■ Stored records:

::::::::

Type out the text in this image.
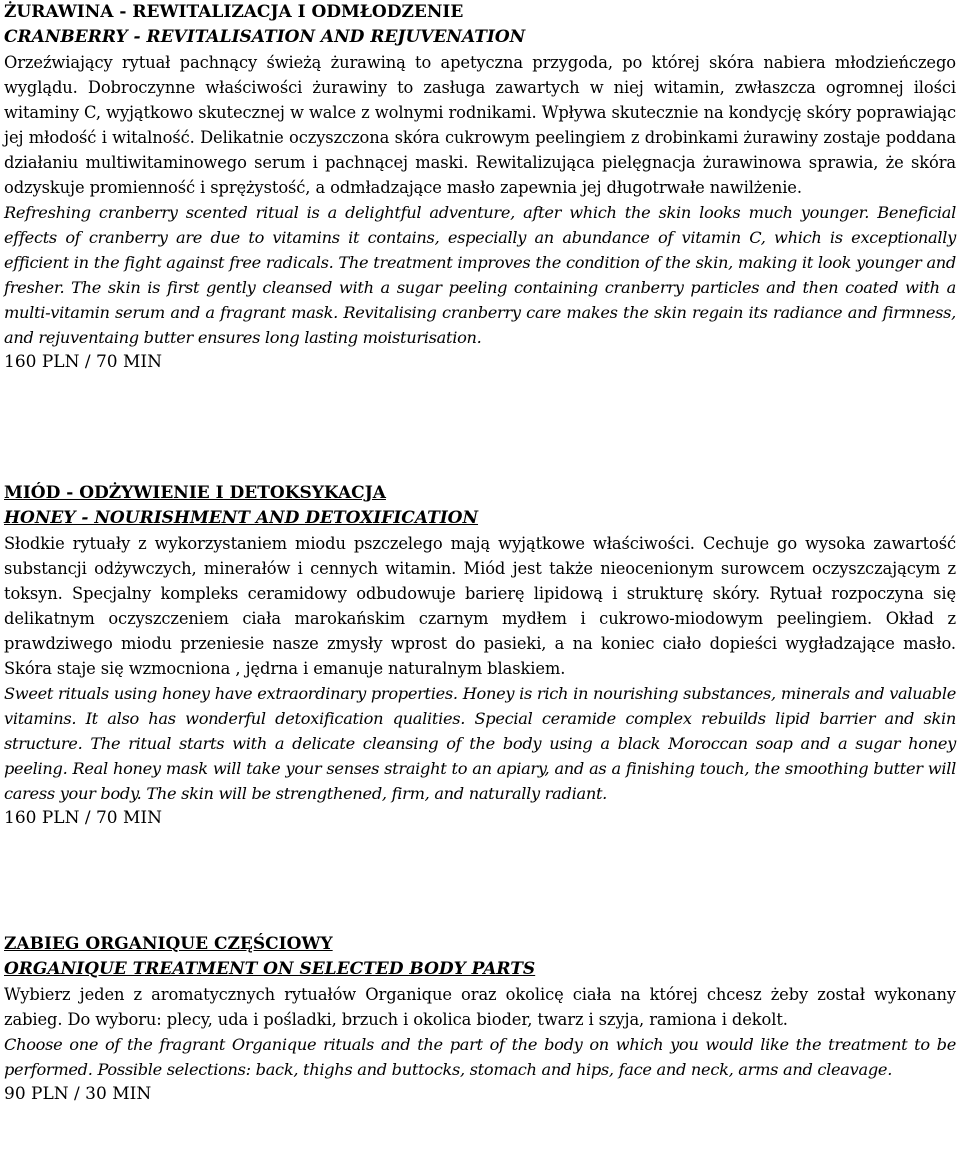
ŻURAWINA - REWITALIZACJA I ODMŁODZENIE
CRANBERRY - REVITALISATION AND REJUVENATION
Orzeźwiający rytuał pachnący świeżą żurawiną to apetyczna przygoda, po której skóra nabiera młodzieńczego wyglądu. Dobroczynne właściwości żurawiny to zasługa zawartych w niej witamin, zwłaszcza ogromnej ilości witaminy C, wyjątkowo skutecznej w walce z wolnymi rodnikami. Wpływa skutecznie na kondycję skóry poprawiając jej młodość i witalność. Delikatnie oczyszczona skóra cukrowym peelingiem z drobinkami żurawiny zostaje poddana działaniu multiwitaminowego serum i pachnącej maski. Rewitalizująca pielęgnacja żurawinowa sprawia, że skóra odzyskuje promienność i sprężystość, a odmładzające masło zapewnia jej długotrwałe nawilżenie.
Refreshing cranberry scented ritual is a delightful adventure, after which the skin looks much younger. Beneficial effects of cranberry are due to vitamins it contains, especially an abundance of vitamin C, which is exceptionally efficient in the fight against free radicals. The treatment improves the condition of the skin, making it look younger and fresher. The skin is first gently cleansed with a sugar peeling containing cranberry particles and then coated with a multi-vitamin serum and a fragrant mask. Revitalising cranberry care makes the skin regain its radiance and firmness, and rejuventaing butter ensures long lasting moisturisation.
160 PLN / 70 MIN
MIÓD - ODŻYWIENIE I DETOKSYKACJA
HONEY - NOURISHMENT AND DETOXIFICATION
Słodkie rytuały z wykorzystaniem miodu pszczelego mają wyjątkowe właściwości. Cechuje go wysoka zawartość substancji odżywczych, minerałów i cennych witamin. Miód jest także nieocenionym surowcem oczyszczającym z toksyn. Specjalny kompleks ceramidowy odbudowuje barierę lipidową i strukturę skóry. Rytuał rozpoczyna się delikatnym oczyszczeniem ciała marokańskim czarnym mydłem i cukrowo-miodowym peelingiem. Okład z prawdziwego miodu przeniesie nasze zmysły wprost do pasieki, a na koniec ciało dopieści wygładzające masło. Skóra staje się wzmocniona , jędrna i emanuje naturalnym blaskiem.
Sweet rituals using honey have extraordinary properties. Honey is rich in nourishing substances, minerals and valuable vitamins. It also has wonderful detoxification qualities. Special ceramide complex rebuilds lipid barrier and skin structure. The ritual starts with a delicate cleansing of the body using a black Moroccan soap and a sugar honey peeling. Real honey mask will take your senses straight to an apiary, and as a finishing touch, the smoothing butter will caress your body. The skin will be strengthened, firm, and naturally radiant.
160 PLN / 70 MIN
ZABIEG ORGANIQUE CZĘŚCIOWY
ORGANIQUE TREATMENT ON SELECTED BODY PARTS
Wybierz jeden z aromatycznych rytuałów Organique oraz okolicę ciała na której chcesz żeby został wykonany zabieg. Do wyboru: plecy, uda i pośladki, brzuch i okolica bioder, twarz i szyja, ramiona i dekolt.
Choose one of the fragrant Organique rituals and the part of the body on which you would like the treatment to be performed. Possible selections: back, thighs and buttocks, stomach and hips, face and neck, arms and cleavage.
90 PLN / 30 MIN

::::::::

■ The exercise:
Within the listing above, copy each line that has the string "ciała".

■ Final result:
Słodkie rytuały z wykorzystaniem miodu pszczelego mają wyjątkowe właściwości. Cechuje go wysoka zawartość substancji odżywczych, minerałów i cennych witamin. Miód jest także nieocenionym surowcem oczyszczającym z toksyn. Specjalny kompleks ceramidowy odbudowuje barierę lipidową i strukturę skóry. Rytuał rozpoczyna się delikatnym oczyszczeniem ciała marokańskim czarnym mydłem i cukrowo-miodowym peelingiem. Okład z prawdziwego miodu przeniesie nasze zmysły wprost do pasieki, a na koniec ciało dopieści wygładzające masło. Skóra staje się wzmocniona , jędrna i emanuje naturalnym blaskiem.
Wybierz jeden z aromatycznych rytuałów Organique oraz okolicę ciała na której chcesz żeby został wykonany zabieg. Do wyboru: plecy, uda i pośladki, brzuch i okolica bioder, twarz i szyja, ramiona i dekolt.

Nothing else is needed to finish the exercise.